Repeat, line for line, the entries printed below.

§ Information shown

┌──

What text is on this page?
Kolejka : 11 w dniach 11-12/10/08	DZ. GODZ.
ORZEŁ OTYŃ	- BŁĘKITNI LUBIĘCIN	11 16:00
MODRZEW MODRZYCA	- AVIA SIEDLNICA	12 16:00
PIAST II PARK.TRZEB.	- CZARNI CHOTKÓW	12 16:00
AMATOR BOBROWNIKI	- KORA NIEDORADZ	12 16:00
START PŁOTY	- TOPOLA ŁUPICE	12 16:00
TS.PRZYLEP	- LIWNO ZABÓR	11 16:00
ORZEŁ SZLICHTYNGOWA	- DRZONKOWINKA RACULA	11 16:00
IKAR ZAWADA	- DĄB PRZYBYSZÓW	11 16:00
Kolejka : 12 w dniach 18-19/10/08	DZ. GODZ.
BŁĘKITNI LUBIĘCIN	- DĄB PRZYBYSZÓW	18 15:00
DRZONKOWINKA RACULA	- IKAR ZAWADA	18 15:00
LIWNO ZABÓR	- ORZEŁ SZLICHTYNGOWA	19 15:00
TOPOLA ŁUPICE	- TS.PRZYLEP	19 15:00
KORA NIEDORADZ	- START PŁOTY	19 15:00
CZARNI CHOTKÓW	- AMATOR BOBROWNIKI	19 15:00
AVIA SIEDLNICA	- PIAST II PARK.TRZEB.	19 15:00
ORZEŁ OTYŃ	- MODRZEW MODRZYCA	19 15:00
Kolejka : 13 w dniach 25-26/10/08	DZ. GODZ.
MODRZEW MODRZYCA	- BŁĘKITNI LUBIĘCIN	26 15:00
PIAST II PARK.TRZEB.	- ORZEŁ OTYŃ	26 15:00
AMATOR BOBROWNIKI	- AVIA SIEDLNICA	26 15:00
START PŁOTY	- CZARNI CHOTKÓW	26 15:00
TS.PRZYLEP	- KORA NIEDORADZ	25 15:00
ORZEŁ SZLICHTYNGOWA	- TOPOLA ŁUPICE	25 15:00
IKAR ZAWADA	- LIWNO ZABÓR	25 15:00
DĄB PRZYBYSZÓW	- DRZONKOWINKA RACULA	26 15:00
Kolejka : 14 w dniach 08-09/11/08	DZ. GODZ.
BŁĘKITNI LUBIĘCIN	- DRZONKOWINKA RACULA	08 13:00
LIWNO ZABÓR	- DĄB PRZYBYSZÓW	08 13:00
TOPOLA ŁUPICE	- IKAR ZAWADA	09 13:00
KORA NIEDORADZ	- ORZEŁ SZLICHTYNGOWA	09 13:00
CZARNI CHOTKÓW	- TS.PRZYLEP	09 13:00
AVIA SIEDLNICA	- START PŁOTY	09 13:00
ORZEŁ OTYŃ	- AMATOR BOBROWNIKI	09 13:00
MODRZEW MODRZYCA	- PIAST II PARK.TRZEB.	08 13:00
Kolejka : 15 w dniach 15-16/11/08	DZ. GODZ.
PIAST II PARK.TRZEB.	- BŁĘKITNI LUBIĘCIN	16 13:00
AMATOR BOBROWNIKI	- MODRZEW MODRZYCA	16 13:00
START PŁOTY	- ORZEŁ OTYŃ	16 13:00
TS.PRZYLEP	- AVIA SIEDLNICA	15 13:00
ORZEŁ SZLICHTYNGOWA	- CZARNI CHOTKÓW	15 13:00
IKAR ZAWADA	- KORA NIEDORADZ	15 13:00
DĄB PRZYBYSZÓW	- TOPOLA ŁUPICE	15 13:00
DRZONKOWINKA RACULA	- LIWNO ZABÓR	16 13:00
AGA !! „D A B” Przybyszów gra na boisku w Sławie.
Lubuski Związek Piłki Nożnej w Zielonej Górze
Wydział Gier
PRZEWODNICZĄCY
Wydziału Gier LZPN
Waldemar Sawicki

└──

§ Full answer
What text is on this page?
Kolejka : 11 w dniach 11-12/10/08	DZ. GODZ.
ORZEŁ OTYŃ	- BŁĘKITNI LUBIĘCIN	11 16:00
MODRZEW MODRZYCA	- AVIA SIEDLNICA	12 16:00
PIAST II PARK.TRZEB.	- CZARNI CHOTKÓW	12 16:00
AMATOR BOBROWNIKI	- KORA NIEDORADZ	12 16:00
START PŁOTY	- TOPOLA ŁUPICE	12 16:00
TS.PRZYLEP	- LIWNO ZABÓR	11 16:00
ORZEŁ SZLICHTYNGOWA	- DRZONKOWINKA RACULA	11 16:00
IKAR ZAWADA	- DĄB PRZYBYSZÓW	11 16:00
Kolejka : 12 w dniach 18-19/10/08	DZ. GODZ.
BŁĘKITNI LUBIĘCIN	- DĄB PRZYBYSZÓW	18 15:00
DRZONKOWINKA RACULA	- IKAR ZAWADA	18 15:00
LIWNO ZABÓR	- ORZEŁ SZLICHTYNGOWA	19 15:00
TOPOLA ŁUPICE	- TS.PRZYLEP	19 15:00
KORA NIEDORADZ	- START PŁOTY	19 15:00
CZARNI CHOTKÓW	- AMATOR BOBROWNIKI	19 15:00
AVIA SIEDLNICA	- PIAST II PARK.TRZEB.	19 15:00
ORZEŁ OTYŃ	- MODRZEW MODRZYCA	19 15:00
Kolejka : 13 w dniach 25-26/10/08	DZ. GODZ.
MODRZEW MODRZYCA	- BŁĘKITNI LUBIĘCIN	26 15:00
PIAST II PARK.TRZEB.	- ORZEŁ OTYŃ	26 15:00
AMATOR BOBROWNIKI	- AVIA SIEDLNICA	26 15:00
START PŁOTY	- CZARNI CHOTKÓW	26 15:00
TS.PRZYLEP	- KORA NIEDORADZ	25 15:00
ORZEŁ SZLICHTYNGOWA	- TOPOLA ŁUPICE	25 15:00
IKAR ZAWADA	- LIWNO ZABÓR	25 15:00
DĄB PRZYBYSZÓW	- DRZONKOWINKA RACULA	26 15:00
Kolejka : 14 w dniach 08-09/11/08	DZ. GODZ.
BŁĘKITNI LUBIĘCIN	- DRZONKOWINKA RACULA	08 13:00
LIWNO ZABÓR	- DĄB PRZYBYSZÓW	08 13:00
TOPOLA ŁUPICE	- IKAR ZAWADA	09 13:00
KORA NIEDORADZ	- ORZEŁ SZLICHTYNGOWA	09 13:00
CZARNI CHOTKÓW	- TS.PRZYLEP	09 13:00
AVIA SIEDLNICA	- START PŁOTY	09 13:00
ORZEŁ OTYŃ	- AMATOR BOBROWNIKI	09 13:00
MODRZEW MODRZYCA	- PIAST II PARK.TRZEB.	08 13:00
Kolejka : 15 w dniach 15-16/11/08	DZ. GODZ.
PIAST II PARK.TRZEB.	- BŁĘKITNI LUBIĘCIN	16 13:00
AMATOR BOBROWNIKI	- MODRZEW MODRZYCA	16 13:00
START PŁOTY	- ORZEŁ OTYŃ	16 13:00
TS.PRZYLEP	- AVIA SIEDLNICA	15 13:00
ORZEŁ SZLICHTYNGOWA	- CZARNI CHOTKÓW	15 13:00
IKAR ZAWADA	- KORA NIEDORADZ	15 13:00
DĄB PRZYBYSZÓW	- TOPOLA ŁUPICE	15 13:00
DRZONKOWINKA RACULA	- LIWNO ZABÓR	16 13:00
AGA !! „D A B” Przybyszów gra na boisku w Sławie.
Lubuski Związek Piłki Nożnej w Zielonej Górze
Wydział Gier
PRZEWODNICZĄCY
Wydziału Gier LZPN
Waldemar Sawicki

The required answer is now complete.